| WHAT IS BEING ASKED |
Each record below must be returned exactly as shown.

--- START DATA LISTING ---

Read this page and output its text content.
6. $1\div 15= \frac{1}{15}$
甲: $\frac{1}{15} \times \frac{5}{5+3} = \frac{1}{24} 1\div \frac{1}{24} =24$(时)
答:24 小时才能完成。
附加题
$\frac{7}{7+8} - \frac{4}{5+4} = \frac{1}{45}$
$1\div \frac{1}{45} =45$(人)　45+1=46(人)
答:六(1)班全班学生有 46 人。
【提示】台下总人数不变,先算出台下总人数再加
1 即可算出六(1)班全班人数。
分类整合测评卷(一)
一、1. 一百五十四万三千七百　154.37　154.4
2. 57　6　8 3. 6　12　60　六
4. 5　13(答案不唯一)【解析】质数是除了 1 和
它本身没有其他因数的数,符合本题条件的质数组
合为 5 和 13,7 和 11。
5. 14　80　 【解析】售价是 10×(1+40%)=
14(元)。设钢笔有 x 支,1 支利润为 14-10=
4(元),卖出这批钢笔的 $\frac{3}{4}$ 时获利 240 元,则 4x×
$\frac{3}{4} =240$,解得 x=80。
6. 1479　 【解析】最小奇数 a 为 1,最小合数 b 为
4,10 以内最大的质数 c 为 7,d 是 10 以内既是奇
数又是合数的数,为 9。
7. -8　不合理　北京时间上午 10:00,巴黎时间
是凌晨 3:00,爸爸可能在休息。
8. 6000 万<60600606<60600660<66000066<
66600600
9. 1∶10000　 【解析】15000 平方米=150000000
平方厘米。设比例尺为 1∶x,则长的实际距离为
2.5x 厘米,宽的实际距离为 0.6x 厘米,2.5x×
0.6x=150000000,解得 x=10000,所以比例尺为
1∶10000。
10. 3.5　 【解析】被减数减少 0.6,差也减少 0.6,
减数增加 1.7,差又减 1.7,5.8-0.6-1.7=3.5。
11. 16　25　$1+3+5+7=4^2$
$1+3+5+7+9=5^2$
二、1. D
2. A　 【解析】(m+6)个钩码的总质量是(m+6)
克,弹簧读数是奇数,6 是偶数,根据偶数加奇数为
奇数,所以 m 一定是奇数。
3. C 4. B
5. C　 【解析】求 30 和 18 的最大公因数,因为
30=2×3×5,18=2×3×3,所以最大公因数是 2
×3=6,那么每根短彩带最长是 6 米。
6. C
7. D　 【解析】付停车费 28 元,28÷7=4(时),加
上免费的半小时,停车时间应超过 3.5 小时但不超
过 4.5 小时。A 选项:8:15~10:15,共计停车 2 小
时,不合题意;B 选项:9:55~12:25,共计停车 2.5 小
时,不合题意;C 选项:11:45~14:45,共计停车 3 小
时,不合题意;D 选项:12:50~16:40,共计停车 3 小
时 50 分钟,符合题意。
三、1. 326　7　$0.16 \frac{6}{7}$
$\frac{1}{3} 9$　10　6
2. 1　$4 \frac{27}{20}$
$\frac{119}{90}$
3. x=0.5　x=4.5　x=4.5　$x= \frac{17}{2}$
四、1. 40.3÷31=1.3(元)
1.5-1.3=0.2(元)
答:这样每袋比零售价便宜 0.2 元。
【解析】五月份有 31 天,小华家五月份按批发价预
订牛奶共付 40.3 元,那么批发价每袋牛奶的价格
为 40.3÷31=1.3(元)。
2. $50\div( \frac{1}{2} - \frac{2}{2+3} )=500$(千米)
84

--- END DATA LISTING ---

| REPLY TO THE EXERCISE |
Read this page and output its text content.
6. $1\div 15= \frac{1}{15}$
甲: $\frac{1}{15} \times \frac{5}{5+3} = \frac{1}{24} 1\div \frac{1}{24} =24$(时)
答:24 小时才能完成。
附加题
$\frac{7}{7+8} - \frac{4}{5+4} = \frac{1}{45}$
$1\div \frac{1}{45} =45$(人)　45+1=46(人)
答:六(1)班全班学生有 46 人。
【提示】台下总人数不变,先算出台下总人数再加
1 即可算出六(1)班全班人数。
分类整合测评卷(一)
一、1. 一百五十四万三千七百　154.37　154.4
2. 57　6　8 3. 6　12　60　六
4. 5　13(答案不唯一)【解析】质数是除了 1 和
它本身没有其他因数的数,符合本题条件的质数组
合为 5 和 13,7 和 11。
5. 14　80　 【解析】售价是 10×(1+40%)=
14(元)。设钢笔有 x 支,1 支利润为 14-10=
4(元),卖出这批钢笔的 $\frac{3}{4}$ 时获利 240 元,则 4x×
$\frac{3}{4} =240$,解得 x=80。
6. 1479　 【解析】最小奇数 a 为 1,最小合数 b 为
4,10 以内最大的质数 c 为 7,d 是 10 以内既是奇
数又是合数的数,为 9。
7. -8　不合理　北京时间上午 10:00,巴黎时间
是凌晨 3:00,爸爸可能在休息。
8. 6000 万<60600606<60600660<66000066<
66600600
9. 1∶10000　 【解析】15000 平方米=150000000
平方厘米。设比例尺为 1∶x,则长的实际距离为
2.5x 厘米,宽的实际距离为 0.6x 厘米,2.5x×
0.6x=150000000,解得 x=10000,所以比例尺为
1∶10000。
10. 3.5　 【解析】被减数减少 0.6,差也减少 0.6,
减数增加 1.7,差又减 1.7,5.8-0.6-1.7=3.5。
11. 16　25　$1+3+5+7=4^2$
$1+3+5+7+9=5^2$
二、1. D
2. A　 【解析】(m+6)个钩码的总质量是(m+6)
克,弹簧读数是奇数,6 是偶数,根据偶数加奇数为
奇数,所以 m 一定是奇数。
3. C 4. B
5. C　 【解析】求 30 和 18 的最大公因数,因为
30=2×3×5,18=2×3×3,所以最大公因数是 2
×3=6,那么每根短彩带最长是 6 米。
6. C
7. D　 【解析】付停车费 28 元,28÷7=4(时),加
上免费的半小时,停车时间应超过 3.5 小时但不超
过 4.5 小时。A 选项:8:15~10:15,共计停车 2 小
时,不合题意;B 选项:9:55~12:25,共计停车 2.5 小
时,不合题意;C 选项:11:45~14:45,共计停车 3 小
时,不合题意;D 选项:12:50~16:40,共计停车 3 小
时 50 分钟,符合题意。
三、1. 326　7　$0.16 \frac{6}{7}$
$\frac{1}{3} 9$　10　6
2. 1　$4 \frac{27}{20}$
$\frac{119}{90}$
3. x=0.5　x=4.5　x=4.5　$x= \frac{17}{2}$
四、1. 40.3÷31=1.3(元)
1.5-1.3=0.2(元)
答:这样每袋比零售价便宜 0.2 元。
【解析】五月份有 31 天,小华家五月份按批发价预
订牛奶共付 40.3 元,那么批发价每袋牛奶的价格
为 40.3÷31=1.3(元)。
2. $50\div( \frac{1}{2} - \frac{2}{2+3} )=500$(千米)
84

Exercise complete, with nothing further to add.